++++ DATASET EXCERPTS

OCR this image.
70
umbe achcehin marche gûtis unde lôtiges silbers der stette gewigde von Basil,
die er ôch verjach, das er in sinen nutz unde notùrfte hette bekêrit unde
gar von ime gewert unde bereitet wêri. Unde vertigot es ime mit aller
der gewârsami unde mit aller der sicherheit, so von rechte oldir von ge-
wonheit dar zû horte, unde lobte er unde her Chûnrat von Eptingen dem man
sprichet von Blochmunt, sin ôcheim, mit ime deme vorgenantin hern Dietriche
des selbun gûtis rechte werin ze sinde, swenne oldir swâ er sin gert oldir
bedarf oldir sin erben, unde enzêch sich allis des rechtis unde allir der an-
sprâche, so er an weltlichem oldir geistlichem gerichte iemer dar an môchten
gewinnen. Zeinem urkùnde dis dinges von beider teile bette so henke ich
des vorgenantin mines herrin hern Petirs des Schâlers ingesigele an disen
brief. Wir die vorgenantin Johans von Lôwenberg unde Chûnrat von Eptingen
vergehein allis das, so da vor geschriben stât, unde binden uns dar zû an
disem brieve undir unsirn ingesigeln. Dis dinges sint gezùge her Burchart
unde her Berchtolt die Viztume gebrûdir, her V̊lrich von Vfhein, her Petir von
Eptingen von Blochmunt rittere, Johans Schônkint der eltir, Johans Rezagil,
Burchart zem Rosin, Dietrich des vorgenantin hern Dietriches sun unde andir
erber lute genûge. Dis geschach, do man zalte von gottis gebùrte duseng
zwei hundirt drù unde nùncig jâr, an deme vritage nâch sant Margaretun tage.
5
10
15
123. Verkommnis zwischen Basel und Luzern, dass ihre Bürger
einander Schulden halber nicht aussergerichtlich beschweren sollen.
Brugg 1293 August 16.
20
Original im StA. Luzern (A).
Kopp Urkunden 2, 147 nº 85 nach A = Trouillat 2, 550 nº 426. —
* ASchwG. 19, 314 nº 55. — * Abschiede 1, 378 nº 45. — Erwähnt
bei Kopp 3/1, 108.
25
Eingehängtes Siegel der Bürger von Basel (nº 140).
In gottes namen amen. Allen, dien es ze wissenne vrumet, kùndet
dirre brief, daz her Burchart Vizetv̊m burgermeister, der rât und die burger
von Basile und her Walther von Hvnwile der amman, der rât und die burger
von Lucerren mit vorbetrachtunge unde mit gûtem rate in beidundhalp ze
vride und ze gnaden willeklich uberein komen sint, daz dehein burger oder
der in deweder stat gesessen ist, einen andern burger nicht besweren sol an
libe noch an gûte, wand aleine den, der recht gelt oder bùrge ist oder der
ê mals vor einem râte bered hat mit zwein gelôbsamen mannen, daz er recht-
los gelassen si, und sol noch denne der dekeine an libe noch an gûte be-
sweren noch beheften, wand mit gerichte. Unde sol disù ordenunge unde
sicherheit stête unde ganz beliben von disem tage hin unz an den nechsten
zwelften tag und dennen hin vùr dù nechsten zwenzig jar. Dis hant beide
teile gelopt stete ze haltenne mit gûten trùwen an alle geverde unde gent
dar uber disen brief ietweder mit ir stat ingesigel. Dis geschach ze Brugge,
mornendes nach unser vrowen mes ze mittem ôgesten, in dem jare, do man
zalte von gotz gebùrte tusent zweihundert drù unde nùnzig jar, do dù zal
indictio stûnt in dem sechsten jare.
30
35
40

++++++++

STATED EXERCISE
Pull out each line containing the word "teile" and copy it.

OUTPUT BELOW
gewinnen. Zeinem urkùnde dis dinges von beider teile bette so henke ich
teile gelopt stete ze haltenne mit gûten trùwen an alle geverde unde gent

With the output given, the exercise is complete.